>> begin EXERCISE INPUTS
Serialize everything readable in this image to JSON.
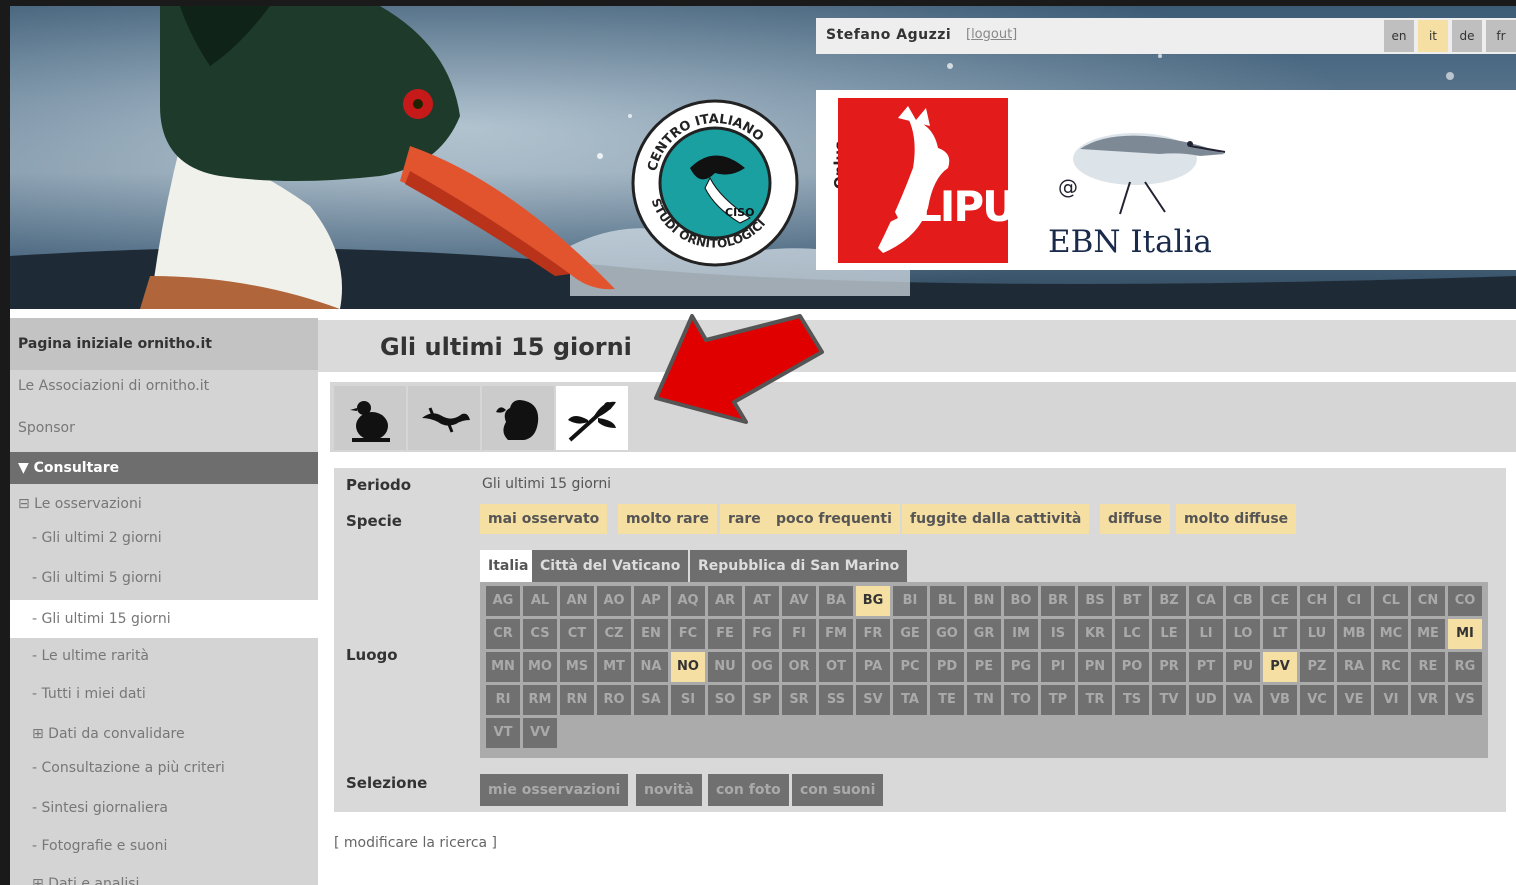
{
  "header": {
    "user_name": "Stefano Aguzzi",
    "logout": "[logout]",
    "languages": [
      "en",
      "it",
      "de",
      "fr"
    ],
    "active_language": "it",
    "logos": {
      "ciso_ring_text_top": "CENTRO ITALIANO",
      "ciso_ring_text_bottom": "STUDI ORNITOLOGICI",
      "ciso_center": "CISO",
      "onlus": "Onlus",
      "lipu": "LIPU",
      "ebn": "EBN Italia"
    }
  },
  "sidebar": {
    "items": [
      {
        "label": "Pagina iniziale ornitho.it"
      },
      {
        "label": "Le Associazioni di ornitho.it"
      },
      {
        "label": "Sponsor"
      },
      {
        "label": "▼ Consultare"
      },
      {
        "label": "⊟ Le osservazioni"
      },
      {
        "label": "- Gli ultimi 2 giorni"
      },
      {
        "label": "- Gli ultimi 5 giorni"
      },
      {
        "label": "- Gli ultimi 15 giorni"
      },
      {
        "label": "- Le ultime rarità"
      },
      {
        "label": "- Tutti i miei dati"
      },
      {
        "label": "⊞ Dati da convalidare"
      },
      {
        "label": "- Consultazione a più criteri"
      },
      {
        "label": "- Sintesi giornaliera"
      },
      {
        "label": "- Fotografie e suoni"
      },
      {
        "label": "⊞ Dati e analisi"
      }
    ]
  },
  "main": {
    "title": "Gli ultimi 15 giorni",
    "taxon_tabs": [
      "bird-icon",
      "lizard-icon",
      "squirrel-icon",
      "dragonfly-icon"
    ],
    "active_tab": "dragonfly-icon",
    "labels": {
      "period": "Periodo",
      "species": "Specie",
      "place": "Luogo",
      "selection": "Selezione"
    },
    "period_value": "Gli ultimi 15 giorni",
    "species_chips": [
      "mai osservato",
      "molto rare",
      "rare",
      "poco frequenti",
      "fuggite dalla cattività",
      "diffuse",
      "molto diffuse"
    ],
    "country_tabs": [
      "Italia",
      "Città del Vaticano",
      "Repubblica di San Marino"
    ],
    "active_country": "Italia",
    "provinces": [
      [
        "AG",
        "AL",
        "AN",
        "AO",
        "AP",
        "AQ",
        "AR",
        "AT",
        "AV",
        "BA",
        "BG",
        "BI",
        "BL",
        "BN",
        "BO",
        "BR",
        "BS",
        "BT",
        "BZ",
        "CA",
        "CB",
        "CE",
        "CH",
        "CI",
        "CL",
        "CN",
        "CO"
      ],
      [
        "CR",
        "CS",
        "CT",
        "CZ",
        "EN",
        "FC",
        "FE",
        "FG",
        "FI",
        "FM",
        "FR",
        "GE",
        "GO",
        "GR",
        "IM",
        "IS",
        "KR",
        "LC",
        "LE",
        "LI",
        "LO",
        "LT",
        "LU",
        "MB",
        "MC",
        "ME",
        "MI"
      ],
      [
        "MN",
        "MO",
        "MS",
        "MT",
        "NA",
        "NO",
        "NU",
        "OG",
        "OR",
        "OT",
        "PA",
        "PC",
        "PD",
        "PE",
        "PG",
        "PI",
        "PN",
        "PO",
        "PR",
        "PT",
        "PU",
        "PV",
        "PZ",
        "RA",
        "RC",
        "RE",
        "RG"
      ],
      [
        "RI",
        "RM",
        "RN",
        "RO",
        "SA",
        "SI",
        "SO",
        "SP",
        "SR",
        "SS",
        "SV",
        "TA",
        "TE",
        "TN",
        "TO",
        "TP",
        "TR",
        "TS",
        "TV",
        "UD",
        "VA",
        "VB",
        "VC",
        "VE",
        "VI",
        "VR",
        "VS"
      ],
      [
        "VT",
        "VV"
      ]
    ],
    "highlighted_provinces": [
      "BG",
      "MI",
      "NO",
      "PV"
    ],
    "selection_buttons": [
      "mie osservazioni",
      "novità",
      "con foto",
      "con suoni"
    ],
    "modify_link": "[ modificare la ricerca ]"
  },
  "colors": {
    "highlight": "#f6dfa2",
    "dark_cell": "#707070",
    "arrow": "#e00000",
    "lipu_red": "#e31b1b"
  }
}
>> end EXERCISE INPUTS
* **REQUIREMENT**: Quote every line of the records above exactly; no picture is to be copied.

* **SOLUTION TO THIS EXERCISE**:
Serialize everything readable in this image to JSON.
{
  "header": {
    "user_name": "Stefano Aguzzi",
    "logout": "[logout]",
    "languages": [
      "en",
      "it",
      "de",
      "fr"
    ],
    "active_language": "it",
    "logos": {
      "ciso_ring_text_top": "CENTRO ITALIANO",
      "ciso_ring_text_bottom": "STUDI ORNITOLOGICI",
      "ciso_center": "CISO",
      "onlus": "Onlus",
      "lipu": "LIPU",
      "ebn": "EBN Italia"
    }
  },
  "sidebar": {
    "items": [
      {
        "label": "Pagina iniziale ornitho.it"
      },
      {
        "label": "Le Associazioni di ornitho.it"
      },
      {
        "label": "Sponsor"
      },
      {
        "label": "▼ Consultare"
      },
      {
        "label": "⊟ Le osservazioni"
      },
      {
        "label": "- Gli ultimi 2 giorni"
      },
      {
        "label": "- Gli ultimi 5 giorni"
      },
      {
        "label": "- Gli ultimi 15 giorni"
      },
      {
        "label": "- Le ultime rarità"
      },
      {
        "label": "- Tutti i miei dati"
      },
      {
        "label": "⊞ Dati da convalidare"
      },
      {
        "label": "- Consultazione a più criteri"
      },
      {
        "label": "- Sintesi giornaliera"
      },
      {
        "label": "- Fotografie e suoni"
      },
      {
        "label": "⊞ Dati e analisi"
      }
    ]
  },
  "main": {
    "title": "Gli ultimi 15 giorni",
    "taxon_tabs": [
      "bird-icon",
      "lizard-icon",
      "squirrel-icon",
      "dragonfly-icon"
    ],
    "active_tab": "dragonfly-icon",
    "labels": {
      "period": "Periodo",
      "species": "Specie",
      "place": "Luogo",
      "selection": "Selezione"
    },
    "period_value": "Gli ultimi 15 giorni",
    "species_chips": [
      "mai osservato",
      "molto rare",
      "rare",
      "poco frequenti",
      "fuggite dalla cattività",
      "diffuse",
      "molto diffuse"
    ],
    "country_tabs": [
      "Italia",
      "Città del Vaticano",
      "Repubblica di San Marino"
    ],
    "active_country": "Italia",
    "provinces": [
      [
        "AG",
        "AL",
        "AN",
        "AO",
        "AP",
        "AQ",
        "AR",
        "AT",
        "AV",
        "BA",
        "BG",
        "BI",
        "BL",
        "BN",
        "BO",
        "BR",
        "BS",
        "BT",
        "BZ",
        "CA",
        "CB",
        "CE",
        "CH",
        "CI",
        "CL",
        "CN",
        "CO"
      ],
      [
        "CR",
        "CS",
        "CT",
        "CZ",
        "EN",
        "FC",
        "FE",
        "FG",
        "FI",
        "FM",
        "FR",
        "GE",
        "GO",
        "GR",
        "IM",
        "IS",
        "KR",
        "LC",
        "LE",
        "LI",
        "LO",
        "LT",
        "LU",
        "MB",
        "MC",
        "ME",
        "MI"
      ],
      [
        "MN",
        "MO",
        "MS",
        "MT",
        "NA",
        "NO",
        "NU",
        "OG",
        "OR",
        "OT",
        "PA",
        "PC",
        "PD",
        "PE",
        "PG",
        "PI",
        "PN",
        "PO",
        "PR",
        "PT",
        "PU",
        "PV",
        "PZ",
        "RA",
        "RC",
        "RE",
        "RG"
      ],
      [
        "RI",
        "RM",
        "RN",
        "RO",
        "SA",
        "SI",
        "SO",
        "SP",
        "SR",
        "SS",
        "SV",
        "TA",
        "TE",
        "TN",
        "TO",
        "TP",
        "TR",
        "TS",
        "TV",
        "UD",
        "VA",
        "VB",
        "VC",
        "VE",
        "VI",
        "VR",
        "VS"
      ],
      [
        "VT",
        "VV"
      ]
    ],
    "highlighted_provinces": [
      "BG",
      "MI",
      "NO",
      "PV"
    ],
    "selection_buttons": [
      "mie osservazioni",
      "novità",
      "con foto",
      "con suoni"
    ],
    "modify_link": "[ modificare la ricerca ]"
  },
  "colors": {
    "highlight": "#f6dfa2",
    "dark_cell": "#707070",
    "arrow": "#e00000",
    "lipu_red": "#e31b1b"
  }
}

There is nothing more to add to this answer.